- Obiettivo del compito
Rispondi brevemente in base al testo citato.
(a) Con quale poeta viene messo a confronto Belli a proposito del dialetto usato nelle poesie?
(b) Quale assenza permette allo scrittore di ottenere un effetto di particolare immediatezza espressiva?
(c) Di che cosa è pervaso il messaggio di Belli?

- Testo citato
+-------+

Belli. Sonetti. “Li cavajeri”, 21 aprile 1834

Belli. Sonetti. “Li cavajeri”, 21 aprile 1834

 

Quale prefazione riporto una lucida analisi di R. Marchi: “Per Belli, a differenza del Porta, il romanesco impiegato nelle poesie è uno strumento letterariamente vergine, che per la prima volta (al di là della tradizione popolare degli stornelli, delle pasquinate, della poesia sguaiatamente comica) viene elevato a lingua della “verità”, veicolo privilegiato per i contenuti semplici, umili, spesso brutali di una classe sociale diseredata e vessata da secoli di governo papale. L’assenza di una codificazione letteraria (ma anche più semplicemente grammaticale) del romanesco consente allo scrittore di ottenere un effetto di particolare immediatezza espressiva. La lingua appare quindi una risorsa preziosa per testimoniare senza diaframmi culturali o ideologici un mondo emarginato e sconosciuto ai più. Il suo messaggio è pervaso di rinuncia, di polemica sfiducia nelle sorti dell’uomo, di ribellione senza sbocco possibile. Facendo parlare direttamente i personaggi (uomini di malaffare, donne sfortunate o perdute, prelati disinvolti e maneggioni, emarginati sociali) Belli, oltre a darci una complessa immagine di quel sottobosco sociale, esprime –dietro il velo di quelle voci acri o semplici- anche il senso forse più profondo della sua riflessione.

+-------+

- Dati registrati
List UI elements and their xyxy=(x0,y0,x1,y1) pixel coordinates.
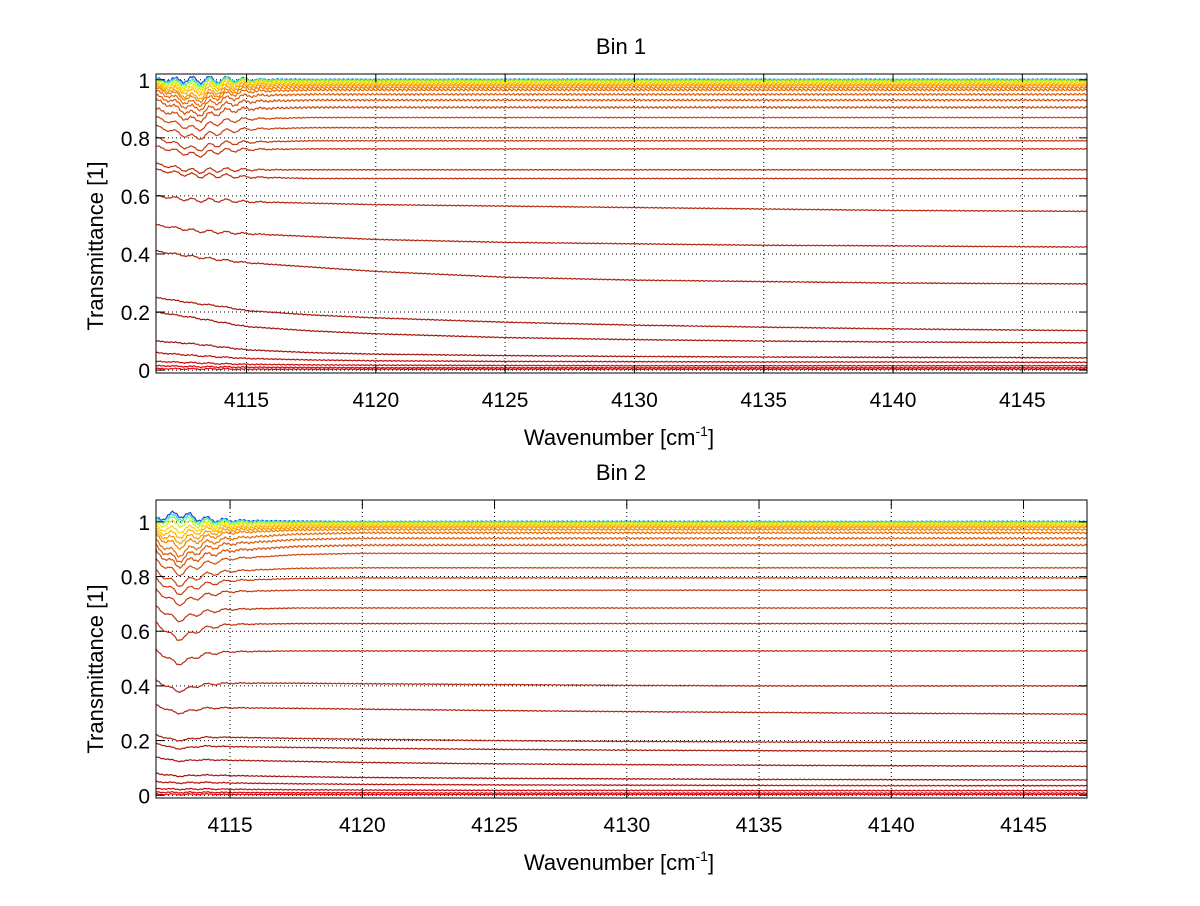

+-------+

- Risultato esercizio
(a) Con il Porta.
(b) L'assenza di una codificazione letteraria (ma anche più semplicemente grammaticale) del romanesco.
(c) Di rinuncia, di polemica sfiducia nelle sorti dell'uomo, di ribellione senza sbocco possibile.